- WRITTEN REQUEST -
Check each line of the listing for the string "JSON", then state how many lines have it. Only the number is wanted.

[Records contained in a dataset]
>> start

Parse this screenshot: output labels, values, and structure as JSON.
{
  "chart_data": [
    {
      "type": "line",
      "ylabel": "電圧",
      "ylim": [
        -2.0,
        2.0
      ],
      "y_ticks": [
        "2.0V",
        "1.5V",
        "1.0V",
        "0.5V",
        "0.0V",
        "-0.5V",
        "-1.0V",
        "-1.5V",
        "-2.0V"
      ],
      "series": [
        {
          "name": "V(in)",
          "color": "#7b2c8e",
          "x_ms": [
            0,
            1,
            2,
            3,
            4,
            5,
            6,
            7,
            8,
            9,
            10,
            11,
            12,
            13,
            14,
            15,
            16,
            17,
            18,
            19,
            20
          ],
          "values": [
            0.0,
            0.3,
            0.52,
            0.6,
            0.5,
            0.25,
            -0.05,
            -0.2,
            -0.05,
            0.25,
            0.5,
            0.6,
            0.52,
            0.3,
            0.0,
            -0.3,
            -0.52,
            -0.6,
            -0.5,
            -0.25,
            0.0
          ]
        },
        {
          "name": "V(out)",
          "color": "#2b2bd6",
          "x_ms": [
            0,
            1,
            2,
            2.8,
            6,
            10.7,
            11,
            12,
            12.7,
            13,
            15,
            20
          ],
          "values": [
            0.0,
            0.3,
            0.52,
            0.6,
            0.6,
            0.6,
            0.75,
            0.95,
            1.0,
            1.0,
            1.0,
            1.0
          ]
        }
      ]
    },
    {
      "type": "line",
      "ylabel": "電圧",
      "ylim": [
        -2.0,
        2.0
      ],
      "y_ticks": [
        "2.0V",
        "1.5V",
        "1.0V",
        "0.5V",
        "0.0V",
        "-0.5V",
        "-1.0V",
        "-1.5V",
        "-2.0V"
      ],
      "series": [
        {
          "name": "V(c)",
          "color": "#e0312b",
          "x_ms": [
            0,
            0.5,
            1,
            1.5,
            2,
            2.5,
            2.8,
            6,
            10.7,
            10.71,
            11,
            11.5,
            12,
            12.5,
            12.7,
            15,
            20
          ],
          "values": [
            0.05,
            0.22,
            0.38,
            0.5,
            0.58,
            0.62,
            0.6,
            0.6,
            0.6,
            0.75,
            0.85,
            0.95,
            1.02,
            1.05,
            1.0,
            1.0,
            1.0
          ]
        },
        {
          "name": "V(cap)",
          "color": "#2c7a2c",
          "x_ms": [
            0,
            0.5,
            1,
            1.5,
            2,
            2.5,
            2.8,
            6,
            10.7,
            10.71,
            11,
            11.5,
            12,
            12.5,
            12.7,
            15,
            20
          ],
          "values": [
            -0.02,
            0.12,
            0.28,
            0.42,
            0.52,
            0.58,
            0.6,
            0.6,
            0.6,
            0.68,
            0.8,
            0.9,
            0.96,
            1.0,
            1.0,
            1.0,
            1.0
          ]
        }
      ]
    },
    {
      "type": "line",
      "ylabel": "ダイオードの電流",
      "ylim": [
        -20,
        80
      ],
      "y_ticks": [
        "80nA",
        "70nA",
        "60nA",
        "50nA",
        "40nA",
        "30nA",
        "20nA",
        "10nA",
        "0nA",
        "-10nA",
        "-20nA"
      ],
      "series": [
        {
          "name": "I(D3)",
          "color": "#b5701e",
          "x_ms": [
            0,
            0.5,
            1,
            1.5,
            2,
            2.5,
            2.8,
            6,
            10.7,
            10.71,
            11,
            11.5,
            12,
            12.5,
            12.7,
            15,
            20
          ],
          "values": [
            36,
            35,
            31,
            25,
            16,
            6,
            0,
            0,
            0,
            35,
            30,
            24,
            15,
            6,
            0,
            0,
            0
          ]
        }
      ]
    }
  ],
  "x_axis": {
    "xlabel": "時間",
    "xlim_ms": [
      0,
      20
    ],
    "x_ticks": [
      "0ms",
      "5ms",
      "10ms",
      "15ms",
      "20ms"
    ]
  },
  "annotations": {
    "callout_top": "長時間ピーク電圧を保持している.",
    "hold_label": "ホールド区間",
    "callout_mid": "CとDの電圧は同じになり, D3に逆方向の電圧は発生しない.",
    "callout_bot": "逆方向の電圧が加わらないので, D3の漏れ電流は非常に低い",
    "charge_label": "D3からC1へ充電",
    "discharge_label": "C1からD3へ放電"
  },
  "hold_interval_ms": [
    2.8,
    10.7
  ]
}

>> end
>> start

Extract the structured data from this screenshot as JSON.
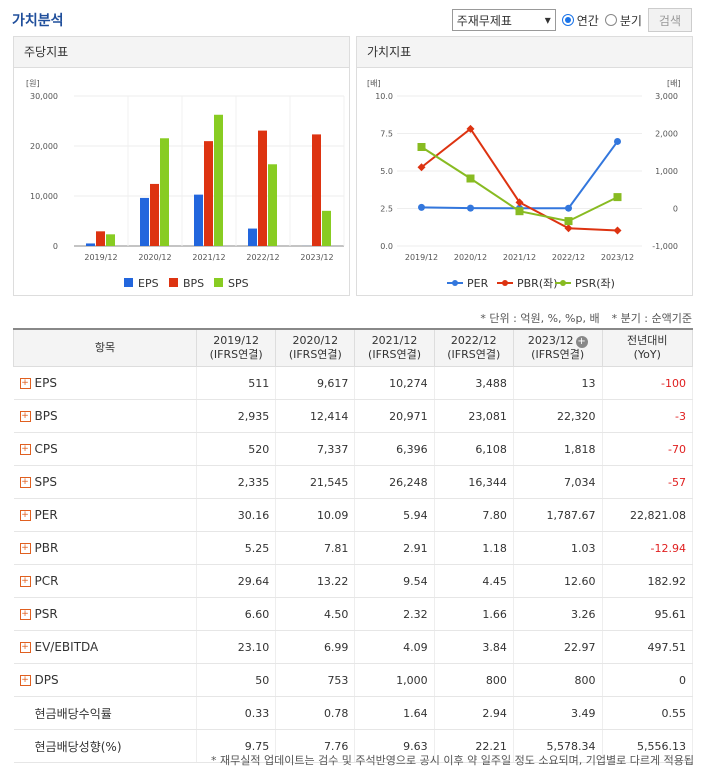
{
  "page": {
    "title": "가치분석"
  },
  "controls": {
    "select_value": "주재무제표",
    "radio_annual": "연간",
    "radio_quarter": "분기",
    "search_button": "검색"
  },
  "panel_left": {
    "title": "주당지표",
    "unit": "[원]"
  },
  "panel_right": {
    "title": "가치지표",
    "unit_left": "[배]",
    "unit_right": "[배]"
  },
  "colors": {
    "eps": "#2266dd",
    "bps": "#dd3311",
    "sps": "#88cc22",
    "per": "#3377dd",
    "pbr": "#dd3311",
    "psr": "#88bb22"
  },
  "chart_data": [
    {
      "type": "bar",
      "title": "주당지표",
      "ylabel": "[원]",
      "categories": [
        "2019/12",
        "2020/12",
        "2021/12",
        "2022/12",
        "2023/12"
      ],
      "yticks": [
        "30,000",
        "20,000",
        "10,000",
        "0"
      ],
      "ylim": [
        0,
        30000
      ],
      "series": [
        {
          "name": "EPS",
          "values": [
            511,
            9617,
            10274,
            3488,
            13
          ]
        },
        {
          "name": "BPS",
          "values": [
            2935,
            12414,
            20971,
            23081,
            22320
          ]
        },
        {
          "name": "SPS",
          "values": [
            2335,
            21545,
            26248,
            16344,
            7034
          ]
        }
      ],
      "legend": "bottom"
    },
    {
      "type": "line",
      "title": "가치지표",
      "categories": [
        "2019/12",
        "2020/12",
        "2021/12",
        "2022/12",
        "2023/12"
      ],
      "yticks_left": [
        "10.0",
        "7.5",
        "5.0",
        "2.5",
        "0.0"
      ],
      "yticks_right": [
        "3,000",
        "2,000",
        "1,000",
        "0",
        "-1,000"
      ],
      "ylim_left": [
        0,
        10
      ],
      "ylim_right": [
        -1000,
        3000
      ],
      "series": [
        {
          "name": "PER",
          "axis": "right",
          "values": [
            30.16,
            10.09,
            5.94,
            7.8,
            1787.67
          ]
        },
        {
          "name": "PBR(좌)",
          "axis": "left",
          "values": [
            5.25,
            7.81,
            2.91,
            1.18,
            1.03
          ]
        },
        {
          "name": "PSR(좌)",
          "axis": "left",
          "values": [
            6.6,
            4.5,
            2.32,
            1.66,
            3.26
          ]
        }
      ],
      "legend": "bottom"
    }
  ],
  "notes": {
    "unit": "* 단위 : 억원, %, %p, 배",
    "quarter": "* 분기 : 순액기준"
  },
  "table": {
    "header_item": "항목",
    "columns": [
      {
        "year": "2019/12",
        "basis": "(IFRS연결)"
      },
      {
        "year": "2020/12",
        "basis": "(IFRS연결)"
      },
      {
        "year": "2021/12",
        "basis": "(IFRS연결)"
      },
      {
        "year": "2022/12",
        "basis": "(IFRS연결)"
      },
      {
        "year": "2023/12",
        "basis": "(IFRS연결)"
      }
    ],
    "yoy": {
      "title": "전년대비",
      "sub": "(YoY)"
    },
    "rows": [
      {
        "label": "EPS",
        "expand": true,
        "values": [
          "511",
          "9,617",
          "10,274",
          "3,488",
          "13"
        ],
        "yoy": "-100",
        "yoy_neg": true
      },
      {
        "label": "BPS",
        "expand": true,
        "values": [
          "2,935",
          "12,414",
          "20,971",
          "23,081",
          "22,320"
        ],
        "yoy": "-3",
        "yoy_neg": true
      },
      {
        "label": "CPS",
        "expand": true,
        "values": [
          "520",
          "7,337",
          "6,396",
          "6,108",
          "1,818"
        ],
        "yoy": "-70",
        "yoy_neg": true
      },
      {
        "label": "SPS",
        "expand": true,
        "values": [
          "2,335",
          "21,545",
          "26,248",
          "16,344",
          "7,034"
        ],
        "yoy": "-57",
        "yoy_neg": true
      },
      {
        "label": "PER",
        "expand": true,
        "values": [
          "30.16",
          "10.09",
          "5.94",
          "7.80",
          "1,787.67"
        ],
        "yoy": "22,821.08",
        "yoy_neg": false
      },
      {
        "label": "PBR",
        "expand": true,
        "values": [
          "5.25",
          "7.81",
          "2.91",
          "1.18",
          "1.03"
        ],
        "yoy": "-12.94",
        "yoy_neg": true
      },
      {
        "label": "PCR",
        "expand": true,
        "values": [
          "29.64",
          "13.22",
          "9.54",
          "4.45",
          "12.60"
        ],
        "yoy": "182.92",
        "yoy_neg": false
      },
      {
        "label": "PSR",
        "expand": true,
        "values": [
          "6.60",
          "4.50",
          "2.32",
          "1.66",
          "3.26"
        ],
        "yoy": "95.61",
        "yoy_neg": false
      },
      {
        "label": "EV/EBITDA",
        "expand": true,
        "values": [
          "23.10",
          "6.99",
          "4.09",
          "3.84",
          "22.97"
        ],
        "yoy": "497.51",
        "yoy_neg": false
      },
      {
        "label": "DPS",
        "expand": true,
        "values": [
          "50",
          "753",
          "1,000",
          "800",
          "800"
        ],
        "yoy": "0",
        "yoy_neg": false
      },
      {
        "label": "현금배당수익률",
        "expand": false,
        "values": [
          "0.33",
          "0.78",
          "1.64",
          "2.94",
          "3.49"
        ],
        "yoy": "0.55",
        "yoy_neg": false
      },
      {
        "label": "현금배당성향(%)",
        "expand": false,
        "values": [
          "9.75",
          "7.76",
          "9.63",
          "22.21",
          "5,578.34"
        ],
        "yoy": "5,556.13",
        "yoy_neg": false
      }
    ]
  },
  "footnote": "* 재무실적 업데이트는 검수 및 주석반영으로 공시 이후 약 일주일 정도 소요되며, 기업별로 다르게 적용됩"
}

>> end

- RESULT FOR THIS TASK -
2